— ENTRIES —

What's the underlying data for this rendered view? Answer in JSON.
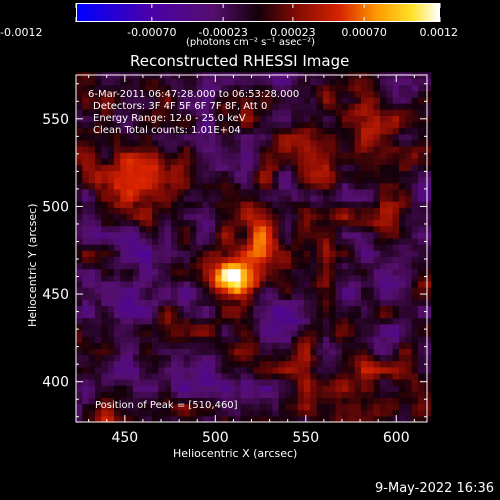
{
  "chart_data": {
    "type": "heatmap",
    "title": "Reconstructed RHESSI Image",
    "xlabel": "Heliocentric X (arcsec)",
    "ylabel": "Heliocentric Y (arcsec)",
    "xlim": [
      423,
      617
    ],
    "ylim": [
      377,
      575
    ],
    "x_ticks": [
      450,
      500,
      550,
      600
    ],
    "y_ticks": [
      400,
      450,
      500,
      550
    ],
    "colorbar": {
      "ticks": [
        "-0.0012",
        "-0.00070",
        "-0.00023",
        "0.00023",
        "0.00070",
        "0.0012"
      ],
      "tick_values": [
        -0.0012,
        -0.0007,
        -0.00023,
        0.00023,
        0.0007,
        0.0012
      ],
      "units_label": "(photons cm⁻² s⁻¹ asec⁻²)",
      "range": [
        -0.0012,
        0.0012
      ]
    },
    "annotations": [
      "6-Mar-2011 06:47:28.000 to 06:53:28.000",
      "Detectors: 3F 4F 5F 6F 7F 8F, Att 0",
      "Energy Range: 12.0 - 25.0 keV",
      "Clean      Total counts: 1.01E+04"
    ],
    "peak_label": "Position of Peak = [510,460]",
    "peak": {
      "x": 510,
      "y": 460,
      "value": 0.0012
    },
    "features": [
      {
        "x": 510,
        "y": 460,
        "sx": 9,
        "sy": 8,
        "amp": 1.0
      },
      {
        "x": 523,
        "y": 482,
        "sx": 7,
        "sy": 14,
        "amp": 0.55
      },
      {
        "x": 463,
        "y": 512,
        "sx": 18,
        "sy": 12,
        "amp": 0.32
      },
      {
        "x": 455,
        "y": 520,
        "sx": 10,
        "sy": 8,
        "amp": 0.2
      },
      {
        "x": 560,
        "y": 525,
        "sx": 18,
        "sy": 10,
        "amp": 0.22
      },
      {
        "x": 585,
        "y": 555,
        "sx": 15,
        "sy": 10,
        "amp": 0.2
      },
      {
        "x": 595,
        "y": 495,
        "sx": 10,
        "sy": 8,
        "amp": 0.15
      },
      {
        "x": 570,
        "y": 410,
        "sx": 22,
        "sy": 10,
        "amp": 0.18
      },
      {
        "x": 440,
        "y": 380,
        "sx": 12,
        "sy": 8,
        "amp": 0.22
      },
      {
        "x": 605,
        "y": 390,
        "sx": 10,
        "sy": 8,
        "amp": 0.15
      },
      {
        "x": 480,
        "y": 405,
        "sx": 30,
        "sy": 8,
        "amp": -0.22
      },
      {
        "x": 455,
        "y": 460,
        "sx": 20,
        "sy": 15,
        "amp": -0.25
      },
      {
        "x": 530,
        "y": 440,
        "sx": 15,
        "sy": 10,
        "amp": -0.2
      },
      {
        "x": 585,
        "y": 450,
        "sx": 15,
        "sy": 12,
        "amp": -0.15
      },
      {
        "x": 470,
        "y": 545,
        "sx": 20,
        "sy": 10,
        "amp": -0.12
      }
    ]
  },
  "footer_timestamp": "9-May-2022 16:36"
}
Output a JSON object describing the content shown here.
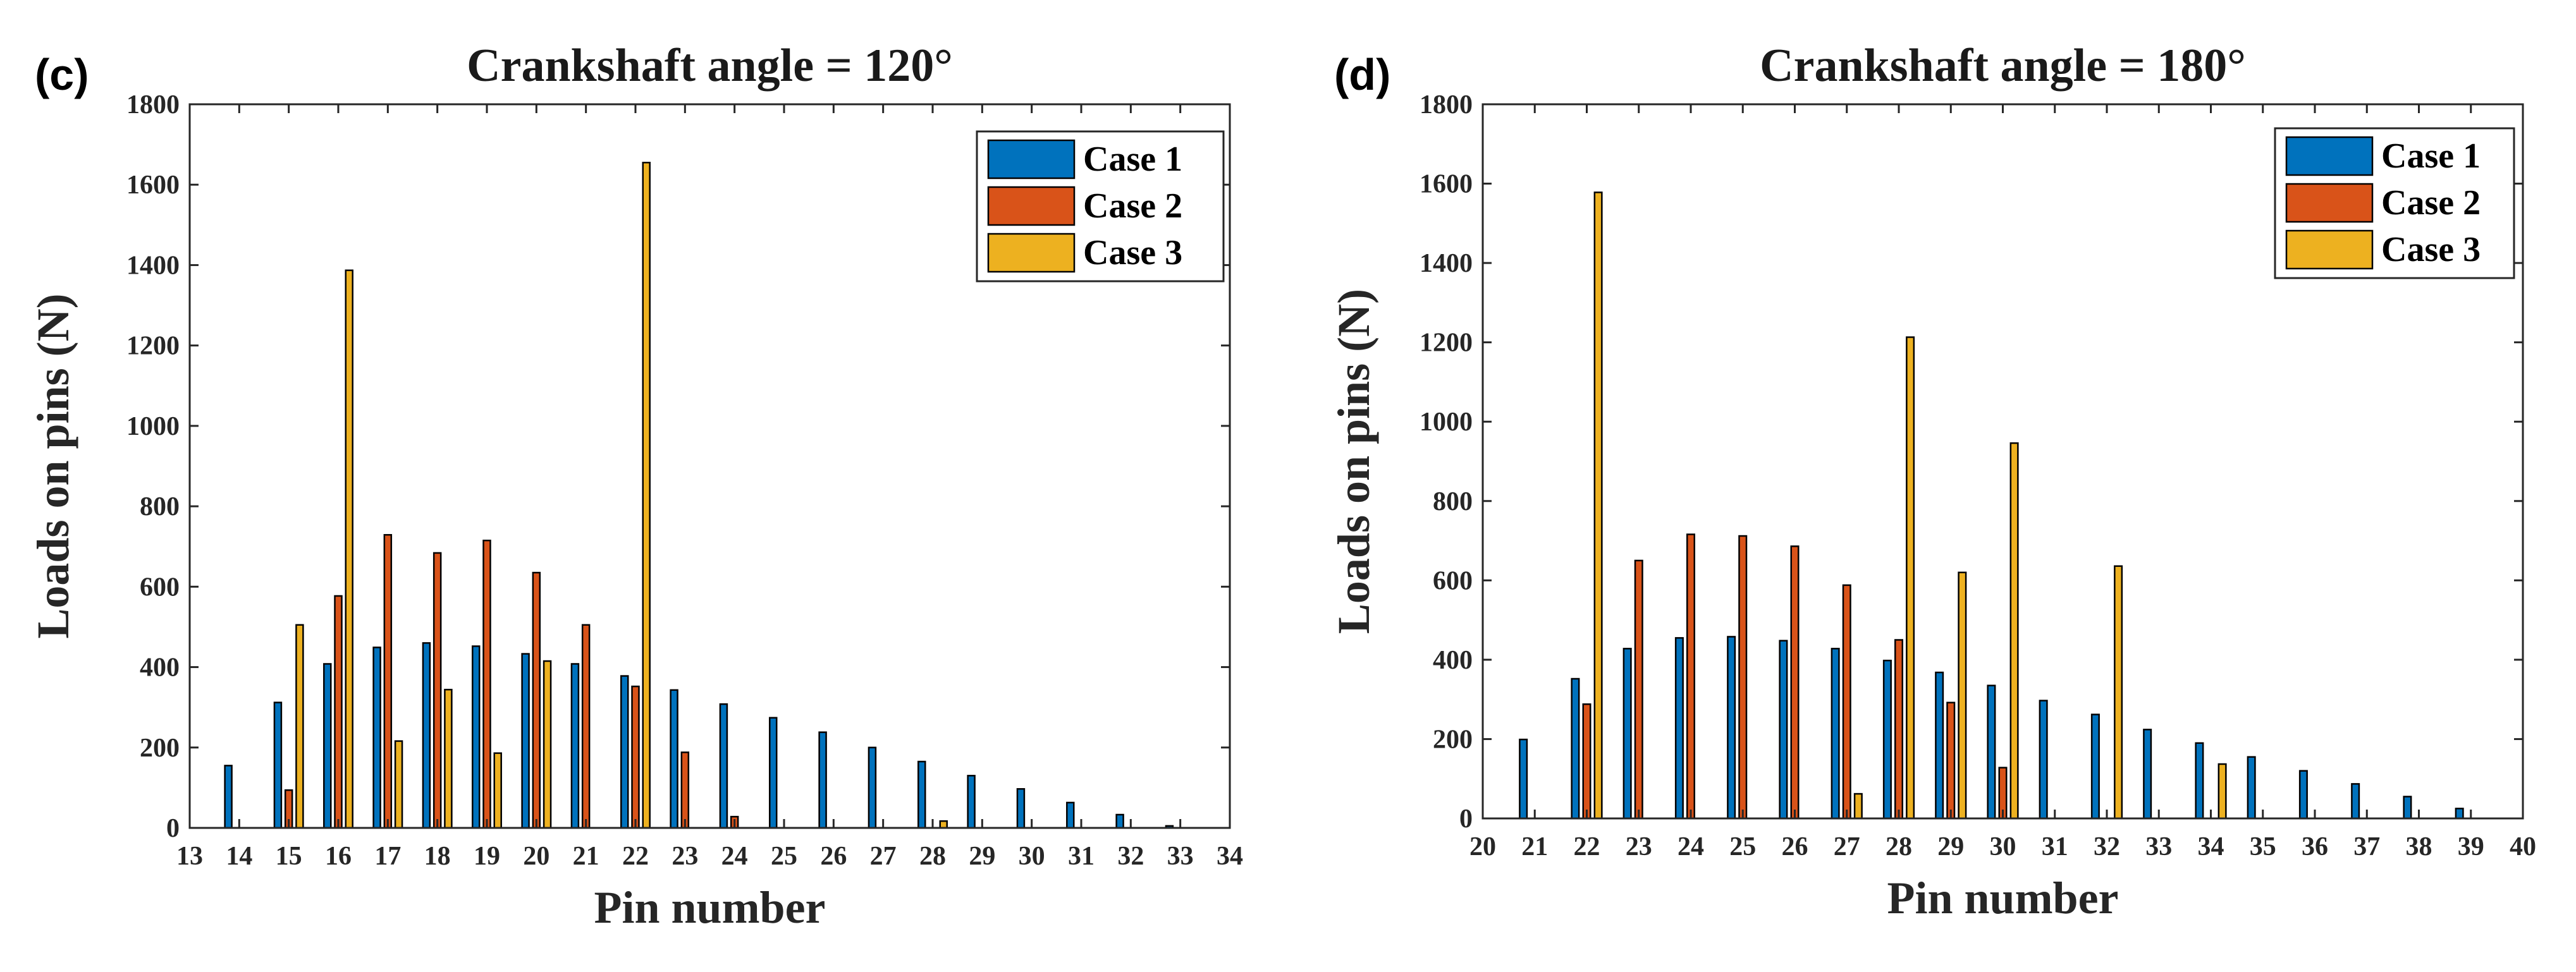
{
  "figure": {
    "panels": [
      {
        "label": "(c)"
      },
      {
        "label": "(d)"
      }
    ]
  },
  "chart_data": [
    {
      "type": "bar",
      "title": "Crankshaft angle = 120°",
      "xlabel": "Pin number",
      "ylabel": "Loads on pins (N)",
      "xlim": [
        13,
        34
      ],
      "ylim": [
        0,
        1800
      ],
      "xticks": [
        13,
        14,
        15,
        16,
        17,
        18,
        19,
        20,
        21,
        22,
        23,
        24,
        25,
        26,
        27,
        28,
        29,
        30,
        31,
        32,
        33,
        34
      ],
      "yticks": [
        0,
        200,
        400,
        600,
        800,
        1000,
        1200,
        1400,
        1600,
        1800
      ],
      "legend_position": "top-right",
      "categories": [
        14,
        15,
        16,
        17,
        18,
        19,
        20,
        21,
        22,
        23,
        24,
        25,
        26,
        27,
        28,
        29,
        30,
        31,
        32,
        33
      ],
      "series": [
        {
          "name": "Case 1",
          "color": "#0072BD",
          "values": [
            155,
            312,
            408,
            449,
            460,
            452,
            433,
            408,
            378,
            343,
            308,
            274,
            238,
            200,
            165,
            130,
            97,
            63,
            33,
            5
          ]
        },
        {
          "name": "Case 2",
          "color": "#D95319",
          "values": [
            0,
            94,
            577,
            729,
            684,
            715,
            635,
            505,
            352,
            188,
            28,
            0,
            0,
            0,
            0,
            0,
            0,
            0,
            0,
            0
          ]
        },
        {
          "name": "Case 3",
          "color": "#EDB120",
          "values": [
            0,
            505,
            1387,
            216,
            344,
            186,
            415,
            0,
            1655,
            0,
            0,
            0,
            0,
            0,
            17,
            0,
            0,
            0,
            0,
            0
          ]
        }
      ]
    },
    {
      "type": "bar",
      "title": "Crankshaft angle = 180°",
      "xlabel": "Pin number",
      "ylabel": "Loads on pins (N)",
      "xlim": [
        20,
        40
      ],
      "ylim": [
        0,
        1800
      ],
      "xticks": [
        20,
        21,
        22,
        23,
        24,
        25,
        26,
        27,
        28,
        29,
        30,
        31,
        32,
        33,
        34,
        35,
        36,
        37,
        38,
        39,
        40
      ],
      "yticks": [
        0,
        200,
        400,
        600,
        800,
        1000,
        1200,
        1400,
        1600,
        1800
      ],
      "legend_position": "top-right",
      "categories": [
        21,
        22,
        23,
        24,
        25,
        26,
        27,
        28,
        29,
        30,
        31,
        32,
        33,
        34,
        35,
        36,
        37,
        38,
        39
      ],
      "series": [
        {
          "name": "Case 1",
          "color": "#0072BD",
          "values": [
            199,
            352,
            428,
            455,
            458,
            448,
            428,
            398,
            368,
            335,
            297,
            262,
            224,
            190,
            155,
            120,
            87,
            55,
            25
          ]
        },
        {
          "name": "Case 2",
          "color": "#D95319",
          "values": [
            0,
            288,
            650,
            716,
            712,
            686,
            588,
            450,
            292,
            128,
            0,
            0,
            0,
            0,
            0,
            0,
            0,
            0,
            0
          ]
        },
        {
          "name": "Case 3",
          "color": "#EDB120",
          "values": [
            0,
            1578,
            0,
            0,
            0,
            0,
            62,
            1213,
            620,
            946,
            0,
            636,
            0,
            137,
            0,
            0,
            0,
            0,
            0
          ]
        }
      ]
    }
  ]
}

— DIRECTIONS FOR THIS TASK —
Quote all the records verbatim, dropping any pictures from your copy.

— RESULT FOR THIS TASK —
What's the underlying data for this rendered view? Answer in JSON.
{
  "chart_data": {
    "type": "heatmap",
    "title": "Reconstructed RHESSI Image",
    "xlabel": "Heliocentric X (arcsec)",
    "ylabel": "Heliocentric Y (arcsec)",
    "xlim": [
      423,
      617
    ],
    "ylim": [
      377,
      575
    ],
    "x_ticks": [
      450,
      500,
      550,
      600
    ],
    "y_ticks": [
      400,
      450,
      500,
      550
    ],
    "colorbar": {
      "ticks": [
        "-0.0012",
        "-0.00070",
        "-0.00023",
        "0.00023",
        "0.00070",
        "0.0012"
      ],
      "tick_values": [
        -0.0012,
        -0.0007,
        -0.00023,
        0.00023,
        0.0007,
        0.0012
      ],
      "units_label": "(photons cm⁻² s⁻¹ asec⁻²)",
      "range": [
        -0.0012,
        0.0012
      ]
    },
    "annotations": [
      "6-Mar-2011 06:47:28.000 to 06:53:28.000",
      "Detectors: 3F 4F 5F 6F 7F 8F, Att 0",
      "Energy Range: 12.0 - 25.0 keV",
      "Clean      Total counts: 1.01E+04"
    ],
    "peak_label": "Position of Peak = [510,460]",
    "peak": {
      "x": 510,
      "y": 460,
      "value": 0.0012
    },
    "features": [
      {
        "x": 510,
        "y": 460,
        "sx": 9,
        "sy": 8,
        "amp": 1.0
      },
      {
        "x": 523,
        "y": 482,
        "sx": 7,
        "sy": 14,
        "amp": 0.55
      },
      {
        "x": 463,
        "y": 512,
        "sx": 18,
        "sy": 12,
        "amp": 0.32
      },
      {
        "x": 455,
        "y": 520,
        "sx": 10,
        "sy": 8,
        "amp": 0.2
      },
      {
        "x": 560,
        "y": 525,
        "sx": 18,
        "sy": 10,
        "amp": 0.22
      },
      {
        "x": 585,
        "y": 555,
        "sx": 15,
        "sy": 10,
        "amp": 0.2
      },
      {
        "x": 595,
        "y": 495,
        "sx": 10,
        "sy": 8,
        "amp": 0.15
      },
      {
        "x": 570,
        "y": 410,
        "sx": 22,
        "sy": 10,
        "amp": 0.18
      },
      {
        "x": 440,
        "y": 380,
        "sx": 12,
        "sy": 8,
        "amp": 0.22
      },
      {
        "x": 605,
        "y": 390,
        "sx": 10,
        "sy": 8,
        "amp": 0.15
      },
      {
        "x": 480,
        "y": 405,
        "sx": 30,
        "sy": 8,
        "amp": -0.22
      },
      {
        "x": 455,
        "y": 460,
        "sx": 20,
        "sy": 15,
        "amp": -0.25
      },
      {
        "x": 530,
        "y": 440,
        "sx": 15,
        "sy": 10,
        "amp": -0.2
      },
      {
        "x": 585,
        "y": 450,
        "sx": 15,
        "sy": 12,
        "amp": -0.15
      },
      {
        "x": 470,
        "y": 545,
        "sx": 20,
        "sy": 10,
        "amp": -0.12
      }
    ]
  },
  "footer_timestamp": "9-May-2022 16:36"
}
Output a JSON object describing the content shown here.
{
  "figure": {
    "panels": [
      {
        "label": "(c)"
      },
      {
        "label": "(d)"
      }
    ]
  },
  "chart_data": [
    {
      "type": "bar",
      "title": "Crankshaft angle = 120°",
      "xlabel": "Pin number",
      "ylabel": "Loads on pins (N)",
      "xlim": [
        13,
        34
      ],
      "ylim": [
        0,
        1800
      ],
      "xticks": [
        13,
        14,
        15,
        16,
        17,
        18,
        19,
        20,
        21,
        22,
        23,
        24,
        25,
        26,
        27,
        28,
        29,
        30,
        31,
        32,
        33,
        34
      ],
      "yticks": [
        0,
        200,
        400,
        600,
        800,
        1000,
        1200,
        1400,
        1600,
        1800
      ],
      "legend_position": "top-right",
      "categories": [
        14,
        15,
        16,
        17,
        18,
        19,
        20,
        21,
        22,
        23,
        24,
        25,
        26,
        27,
        28,
        29,
        30,
        31,
        32,
        33
      ],
      "series": [
        {
          "name": "Case 1",
          "color": "#0072BD",
          "values": [
            155,
            312,
            408,
            449,
            460,
            452,
            433,
            408,
            378,
            343,
            308,
            274,
            238,
            200,
            165,
            130,
            97,
            63,
            33,
            5
          ]
        },
        {
          "name": "Case 2",
          "color": "#D95319",
          "values": [
            0,
            94,
            577,
            729,
            684,
            715,
            635,
            505,
            352,
            188,
            28,
            0,
            0,
            0,
            0,
            0,
            0,
            0,
            0,
            0
          ]
        },
        {
          "name": "Case 3",
          "color": "#EDB120",
          "values": [
            0,
            505,
            1387,
            216,
            344,
            186,
            415,
            0,
            1655,
            0,
            0,
            0,
            0,
            0,
            17,
            0,
            0,
            0,
            0,
            0
          ]
        }
      ]
    },
    {
      "type": "bar",
      "title": "Crankshaft angle = 180°",
      "xlabel": "Pin number",
      "ylabel": "Loads on pins (N)",
      "xlim": [
        20,
        40
      ],
      "ylim": [
        0,
        1800
      ],
      "xticks": [
        20,
        21,
        22,
        23,
        24,
        25,
        26,
        27,
        28,
        29,
        30,
        31,
        32,
        33,
        34,
        35,
        36,
        37,
        38,
        39,
        40
      ],
      "yticks": [
        0,
        200,
        400,
        600,
        800,
        1000,
        1200,
        1400,
        1600,
        1800
      ],
      "legend_position": "top-right",
      "categories": [
        21,
        22,
        23,
        24,
        25,
        26,
        27,
        28,
        29,
        30,
        31,
        32,
        33,
        34,
        35,
        36,
        37,
        38,
        39
      ],
      "series": [
        {
          "name": "Case 1",
          "color": "#0072BD",
          "values": [
            199,
            352,
            428,
            455,
            458,
            448,
            428,
            398,
            368,
            335,
            297,
            262,
            224,
            190,
            155,
            120,
            87,
            55,
            25
          ]
        },
        {
          "name": "Case 2",
          "color": "#D95319",
          "values": [
            0,
            288,
            650,
            716,
            712,
            686,
            588,
            450,
            292,
            128,
            0,
            0,
            0,
            0,
            0,
            0,
            0,
            0,
            0
          ]
        },
        {
          "name": "Case 3",
          "color": "#EDB120",
          "values": [
            0,
            1578,
            0,
            0,
            0,
            0,
            62,
            1213,
            620,
            946,
            0,
            636,
            0,
            137,
            0,
            0,
            0,
            0,
            0
          ]
        }
      ]
    }
  ]
}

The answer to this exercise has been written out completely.